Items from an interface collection
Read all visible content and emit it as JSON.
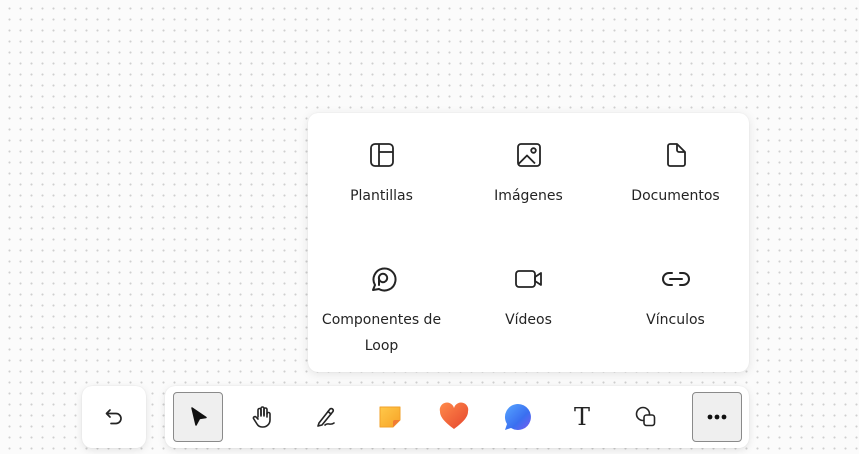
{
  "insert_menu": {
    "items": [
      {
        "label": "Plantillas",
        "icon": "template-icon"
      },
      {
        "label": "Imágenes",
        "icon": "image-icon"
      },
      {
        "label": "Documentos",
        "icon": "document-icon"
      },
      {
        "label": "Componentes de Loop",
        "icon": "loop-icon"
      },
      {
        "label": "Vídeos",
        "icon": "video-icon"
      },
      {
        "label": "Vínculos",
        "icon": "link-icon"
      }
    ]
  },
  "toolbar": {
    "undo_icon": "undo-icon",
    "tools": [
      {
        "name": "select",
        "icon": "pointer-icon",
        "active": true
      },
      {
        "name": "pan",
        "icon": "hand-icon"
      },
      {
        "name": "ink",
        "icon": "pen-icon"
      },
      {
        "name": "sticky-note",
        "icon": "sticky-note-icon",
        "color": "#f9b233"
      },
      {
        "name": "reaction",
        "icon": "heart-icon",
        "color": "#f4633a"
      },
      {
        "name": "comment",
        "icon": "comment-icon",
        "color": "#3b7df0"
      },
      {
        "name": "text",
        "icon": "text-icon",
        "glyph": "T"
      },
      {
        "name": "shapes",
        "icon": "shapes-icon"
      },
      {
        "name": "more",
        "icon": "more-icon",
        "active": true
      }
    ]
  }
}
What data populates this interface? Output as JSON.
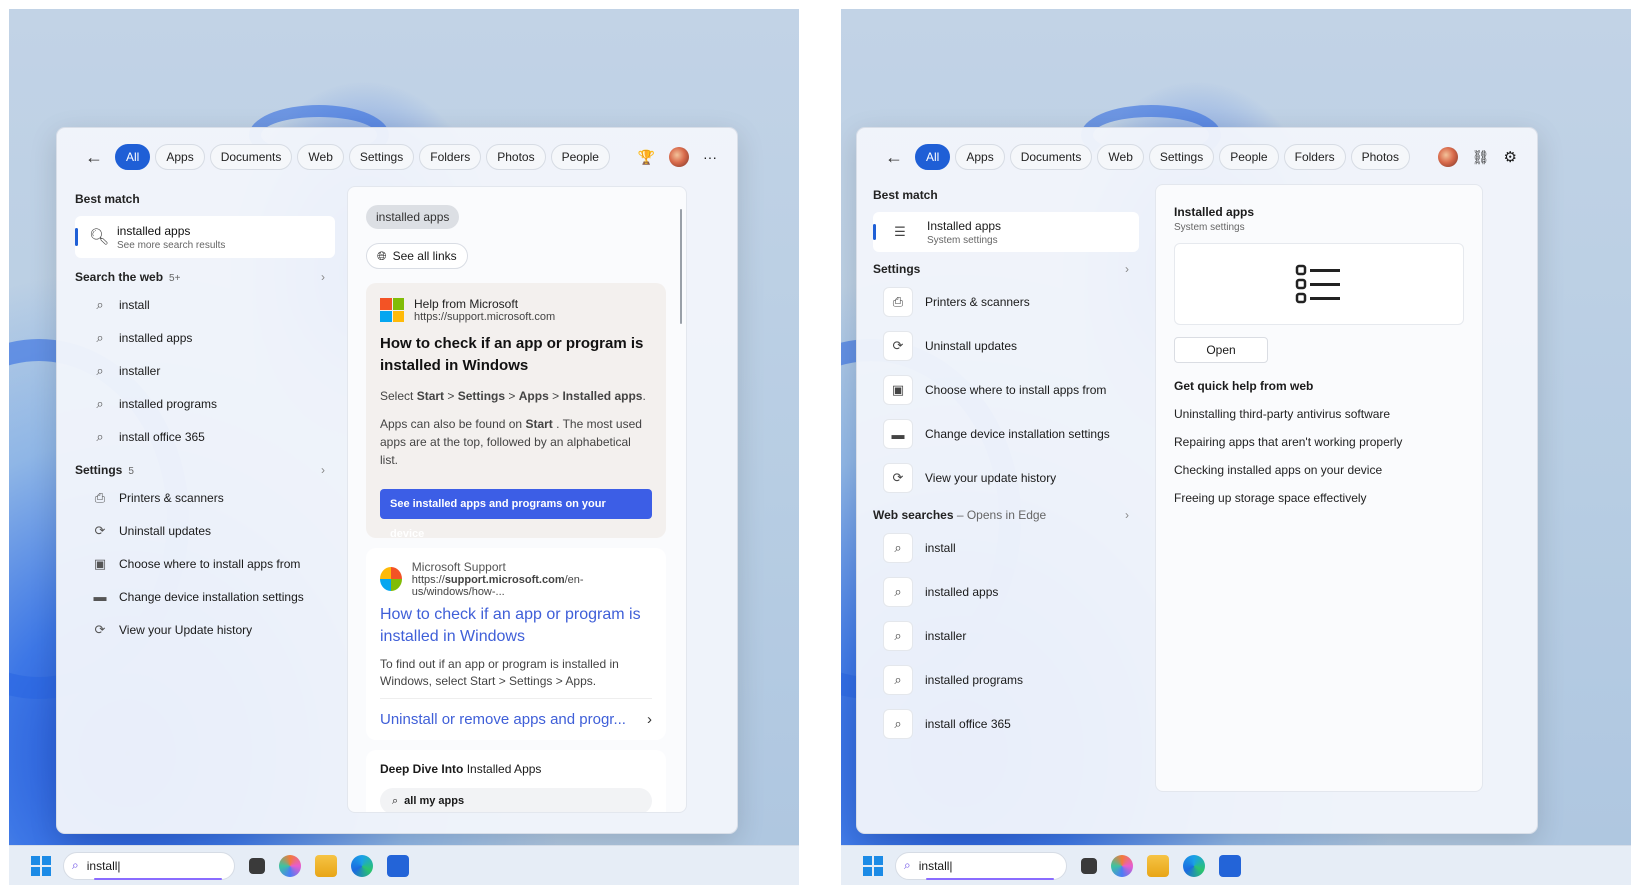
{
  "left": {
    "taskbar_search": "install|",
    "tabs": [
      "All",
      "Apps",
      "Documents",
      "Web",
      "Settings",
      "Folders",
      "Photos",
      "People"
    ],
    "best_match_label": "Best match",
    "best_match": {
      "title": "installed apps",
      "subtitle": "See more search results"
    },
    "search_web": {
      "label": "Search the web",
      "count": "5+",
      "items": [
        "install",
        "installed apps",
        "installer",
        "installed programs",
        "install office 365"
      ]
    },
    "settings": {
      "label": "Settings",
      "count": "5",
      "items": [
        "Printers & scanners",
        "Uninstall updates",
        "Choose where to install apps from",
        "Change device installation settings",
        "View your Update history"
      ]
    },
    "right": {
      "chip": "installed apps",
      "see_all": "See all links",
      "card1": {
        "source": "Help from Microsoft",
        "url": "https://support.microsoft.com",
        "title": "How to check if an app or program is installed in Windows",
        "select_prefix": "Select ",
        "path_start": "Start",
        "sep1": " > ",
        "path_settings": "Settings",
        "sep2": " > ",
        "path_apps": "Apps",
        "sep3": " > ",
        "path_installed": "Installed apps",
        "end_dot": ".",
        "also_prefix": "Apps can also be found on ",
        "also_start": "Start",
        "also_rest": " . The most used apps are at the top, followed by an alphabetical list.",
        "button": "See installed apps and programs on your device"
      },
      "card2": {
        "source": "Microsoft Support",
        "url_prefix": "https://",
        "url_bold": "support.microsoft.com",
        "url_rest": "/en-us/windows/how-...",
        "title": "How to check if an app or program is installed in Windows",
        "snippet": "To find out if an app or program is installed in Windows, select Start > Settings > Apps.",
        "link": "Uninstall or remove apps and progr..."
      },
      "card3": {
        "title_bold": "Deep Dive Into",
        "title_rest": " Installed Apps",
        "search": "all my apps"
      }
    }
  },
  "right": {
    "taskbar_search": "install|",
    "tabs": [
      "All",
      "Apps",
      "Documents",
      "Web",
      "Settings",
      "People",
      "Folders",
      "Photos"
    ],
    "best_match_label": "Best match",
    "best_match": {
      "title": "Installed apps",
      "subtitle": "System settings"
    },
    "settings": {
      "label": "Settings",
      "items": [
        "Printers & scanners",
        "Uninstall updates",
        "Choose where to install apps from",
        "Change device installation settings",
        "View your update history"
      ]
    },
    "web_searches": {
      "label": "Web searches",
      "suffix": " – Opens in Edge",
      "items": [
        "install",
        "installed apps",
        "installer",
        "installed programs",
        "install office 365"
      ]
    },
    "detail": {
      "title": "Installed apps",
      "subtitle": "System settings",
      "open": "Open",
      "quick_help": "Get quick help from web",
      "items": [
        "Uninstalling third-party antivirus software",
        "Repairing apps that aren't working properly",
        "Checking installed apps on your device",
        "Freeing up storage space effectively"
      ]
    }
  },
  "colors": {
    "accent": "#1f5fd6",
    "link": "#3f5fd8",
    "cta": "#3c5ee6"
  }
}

Aim of the exercise
Could the entries above be restated word for word, with the pictures left out?

Expected answer
Read all visible content and emit it as JSON.
{
  "insert_menu": {
    "items": [
      {
        "label": "Plantillas",
        "icon": "template-icon"
      },
      {
        "label": "Imágenes",
        "icon": "image-icon"
      },
      {
        "label": "Documentos",
        "icon": "document-icon"
      },
      {
        "label": "Componentes de Loop",
        "icon": "loop-icon"
      },
      {
        "label": "Vídeos",
        "icon": "video-icon"
      },
      {
        "label": "Vínculos",
        "icon": "link-icon"
      }
    ]
  },
  "toolbar": {
    "undo_icon": "undo-icon",
    "tools": [
      {
        "name": "select",
        "icon": "pointer-icon",
        "active": true
      },
      {
        "name": "pan",
        "icon": "hand-icon"
      },
      {
        "name": "ink",
        "icon": "pen-icon"
      },
      {
        "name": "sticky-note",
        "icon": "sticky-note-icon",
        "color": "#f9b233"
      },
      {
        "name": "reaction",
        "icon": "heart-icon",
        "color": "#f4633a"
      },
      {
        "name": "comment",
        "icon": "comment-icon",
        "color": "#3b7df0"
      },
      {
        "name": "text",
        "icon": "text-icon",
        "glyph": "T"
      },
      {
        "name": "shapes",
        "icon": "shapes-icon"
      },
      {
        "name": "more",
        "icon": "more-icon",
        "active": true
      }
    ]
  }
}
What data populates this interface? Output as JSON.
{
  "left": {
    "taskbar_search": "install|",
    "tabs": [
      "All",
      "Apps",
      "Documents",
      "Web",
      "Settings",
      "Folders",
      "Photos",
      "People"
    ],
    "best_match_label": "Best match",
    "best_match": {
      "title": "installed apps",
      "subtitle": "See more search results"
    },
    "search_web": {
      "label": "Search the web",
      "count": "5+",
      "items": [
        "install",
        "installed apps",
        "installer",
        "installed programs",
        "install office 365"
      ]
    },
    "settings": {
      "label": "Settings",
      "count": "5",
      "items": [
        "Printers & scanners",
        "Uninstall updates",
        "Choose where to install apps from",
        "Change device installation settings",
        "View your Update history"
      ]
    },
    "right": {
      "chip": "installed apps",
      "see_all": "See all links",
      "card1": {
        "source": "Help from Microsoft",
        "url": "https://support.microsoft.com",
        "title": "How to check if an app or program is installed in Windows",
        "select_prefix": "Select ",
        "path_start": "Start",
        "sep1": " > ",
        "path_settings": "Settings",
        "sep2": " > ",
        "path_apps": "Apps",
        "sep3": " > ",
        "path_installed": "Installed apps",
        "end_dot": ".",
        "also_prefix": "Apps can also be found on ",
        "also_start": "Start",
        "also_rest": " . The most used apps are at the top, followed by an alphabetical list.",
        "button": "See installed apps and programs on your device"
      },
      "card2": {
        "source": "Microsoft Support",
        "url_prefix": "https://",
        "url_bold": "support.microsoft.com",
        "url_rest": "/en-us/windows/how-...",
        "title": "How to check if an app or program is installed in Windows",
        "snippet": "To find out if an app or program is installed in Windows, select Start > Settings > Apps.",
        "link": "Uninstall or remove apps and progr..."
      },
      "card3": {
        "title_bold": "Deep Dive Into",
        "title_rest": " Installed Apps",
        "search": "all my apps"
      }
    }
  },
  "right": {
    "taskbar_search": "install|",
    "tabs": [
      "All",
      "Apps",
      "Documents",
      "Web",
      "Settings",
      "People",
      "Folders",
      "Photos"
    ],
    "best_match_label": "Best match",
    "best_match": {
      "title": "Installed apps",
      "subtitle": "System settings"
    },
    "settings": {
      "label": "Settings",
      "items": [
        "Printers & scanners",
        "Uninstall updates",
        "Choose where to install apps from",
        "Change device installation settings",
        "View your update history"
      ]
    },
    "web_searches": {
      "label": "Web searches",
      "suffix": " – Opens in Edge",
      "items": [
        "install",
        "installed apps",
        "installer",
        "installed programs",
        "install office 365"
      ]
    },
    "detail": {
      "title": "Installed apps",
      "subtitle": "System settings",
      "open": "Open",
      "quick_help": "Get quick help from web",
      "items": [
        "Uninstalling third-party antivirus software",
        "Repairing apps that aren't working properly",
        "Checking installed apps on your device",
        "Freeing up storage space effectively"
      ]
    }
  },
  "colors": {
    "accent": "#1f5fd6",
    "link": "#3f5fd8",
    "cta": "#3c5ee6"
  }
}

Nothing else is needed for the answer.